**WRITTEN INSTRUCTION:** Produce a verbatim copy of the entries listed below.

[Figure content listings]
§ §

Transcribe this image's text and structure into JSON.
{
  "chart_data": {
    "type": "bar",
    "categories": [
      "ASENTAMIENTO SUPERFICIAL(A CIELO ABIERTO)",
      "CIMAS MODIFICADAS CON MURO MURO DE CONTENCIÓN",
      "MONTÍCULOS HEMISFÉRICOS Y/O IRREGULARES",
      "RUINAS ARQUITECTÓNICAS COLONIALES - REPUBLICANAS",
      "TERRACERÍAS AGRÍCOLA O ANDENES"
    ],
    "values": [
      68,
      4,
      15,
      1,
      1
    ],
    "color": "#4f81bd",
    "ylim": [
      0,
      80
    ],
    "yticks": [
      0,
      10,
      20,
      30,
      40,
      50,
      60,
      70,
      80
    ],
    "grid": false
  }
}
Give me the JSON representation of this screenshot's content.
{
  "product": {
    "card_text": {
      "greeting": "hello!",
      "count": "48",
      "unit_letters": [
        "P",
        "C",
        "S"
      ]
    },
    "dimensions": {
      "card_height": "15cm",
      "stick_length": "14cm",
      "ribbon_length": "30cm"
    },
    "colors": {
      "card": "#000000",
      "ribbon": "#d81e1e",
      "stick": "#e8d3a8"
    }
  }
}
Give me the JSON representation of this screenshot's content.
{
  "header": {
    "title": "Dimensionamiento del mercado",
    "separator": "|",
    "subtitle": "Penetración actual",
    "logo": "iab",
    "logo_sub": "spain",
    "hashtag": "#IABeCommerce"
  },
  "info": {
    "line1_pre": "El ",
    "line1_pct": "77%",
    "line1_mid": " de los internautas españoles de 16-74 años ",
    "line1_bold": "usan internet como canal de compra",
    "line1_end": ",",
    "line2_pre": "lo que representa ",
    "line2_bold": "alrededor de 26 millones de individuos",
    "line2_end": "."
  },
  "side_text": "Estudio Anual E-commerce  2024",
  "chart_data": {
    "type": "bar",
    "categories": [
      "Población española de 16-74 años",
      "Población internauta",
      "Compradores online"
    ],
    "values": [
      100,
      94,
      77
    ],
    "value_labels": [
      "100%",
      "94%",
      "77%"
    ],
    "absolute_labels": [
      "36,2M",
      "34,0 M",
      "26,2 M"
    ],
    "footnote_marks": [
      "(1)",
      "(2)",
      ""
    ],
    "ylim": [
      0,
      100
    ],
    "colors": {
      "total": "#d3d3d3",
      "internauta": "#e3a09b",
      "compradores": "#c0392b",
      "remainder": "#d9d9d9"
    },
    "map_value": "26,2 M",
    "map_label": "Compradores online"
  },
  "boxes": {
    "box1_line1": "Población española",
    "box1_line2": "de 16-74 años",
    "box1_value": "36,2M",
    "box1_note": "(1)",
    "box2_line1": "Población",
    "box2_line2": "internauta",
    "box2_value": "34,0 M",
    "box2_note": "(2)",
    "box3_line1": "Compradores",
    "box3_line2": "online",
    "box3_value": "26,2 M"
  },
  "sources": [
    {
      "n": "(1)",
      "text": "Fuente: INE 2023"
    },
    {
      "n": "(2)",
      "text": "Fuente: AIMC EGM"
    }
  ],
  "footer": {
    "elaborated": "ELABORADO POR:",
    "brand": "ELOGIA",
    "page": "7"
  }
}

§ §

**EXPECTED ANSWER:**
Transcribe this image's text and structure into JSON.
{
  "chart_data": {
    "type": "bar",
    "categories": [
      "ASENTAMIENTO SUPERFICIAL(A CIELO ABIERTO)",
      "CIMAS MODIFICADAS CON MURO MURO DE CONTENCIÓN",
      "MONTÍCULOS HEMISFÉRICOS Y/O IRREGULARES",
      "RUINAS ARQUITECTÓNICAS COLONIALES - REPUBLICANAS",
      "TERRACERÍAS AGRÍCOLA O ANDENES"
    ],
    "values": [
      68,
      4,
      15,
      1,
      1
    ],
    "color": "#4f81bd",
    "ylim": [
      0,
      80
    ],
    "yticks": [
      0,
      10,
      20,
      30,
      40,
      50,
      60,
      70,
      80
    ],
    "grid": false
  }
}
Give me the JSON representation of this screenshot's content.
{
  "product": {
    "card_text": {
      "greeting": "hello!",
      "count": "48",
      "unit_letters": [
        "P",
        "C",
        "S"
      ]
    },
    "dimensions": {
      "card_height": "15cm",
      "stick_length": "14cm",
      "ribbon_length": "30cm"
    },
    "colors": {
      "card": "#000000",
      "ribbon": "#d81e1e",
      "stick": "#e8d3a8"
    }
  }
}
Give me the JSON representation of this screenshot's content.
{
  "header": {
    "title": "Dimensionamiento del mercado",
    "separator": "|",
    "subtitle": "Penetración actual",
    "logo": "iab",
    "logo_sub": "spain",
    "hashtag": "#IABeCommerce"
  },
  "info": {
    "line1_pre": "El ",
    "line1_pct": "77%",
    "line1_mid": " de los internautas españoles de 16-74 años ",
    "line1_bold": "usan internet como canal de compra",
    "line1_end": ",",
    "line2_pre": "lo que representa ",
    "line2_bold": "alrededor de 26 millones de individuos",
    "line2_end": "."
  },
  "side_text": "Estudio Anual E-commerce  2024",
  "chart_data": {
    "type": "bar",
    "categories": [
      "Población española de 16-74 años",
      "Población internauta",
      "Compradores online"
    ],
    "values": [
      100,
      94,
      77
    ],
    "value_labels": [
      "100%",
      "94%",
      "77%"
    ],
    "absolute_labels": [
      "36,2M",
      "34,0 M",
      "26,2 M"
    ],
    "footnote_marks": [
      "(1)",
      "(2)",
      ""
    ],
    "ylim": [
      0,
      100
    ],
    "colors": {
      "total": "#d3d3d3",
      "internauta": "#e3a09b",
      "compradores": "#c0392b",
      "remainder": "#d9d9d9"
    },
    "map_value": "26,2 M",
    "map_label": "Compradores online"
  },
  "boxes": {
    "box1_line1": "Población española",
    "box1_line2": "de 16-74 años",
    "box1_value": "36,2M",
    "box1_note": "(1)",
    "box2_line1": "Población",
    "box2_line2": "internauta",
    "box2_value": "34,0 M",
    "box2_note": "(2)",
    "box3_line1": "Compradores",
    "box3_line2": "online",
    "box3_value": "26,2 M"
  },
  "sources": [
    {
      "n": "(1)",
      "text": "Fuente: INE 2023"
    },
    {
      "n": "(2)",
      "text": "Fuente: AIMC EGM"
    }
  ],
  "footer": {
    "elaborated": "ELABORADO POR:",
    "brand": "ELOGIA",
    "page": "7"
  }
}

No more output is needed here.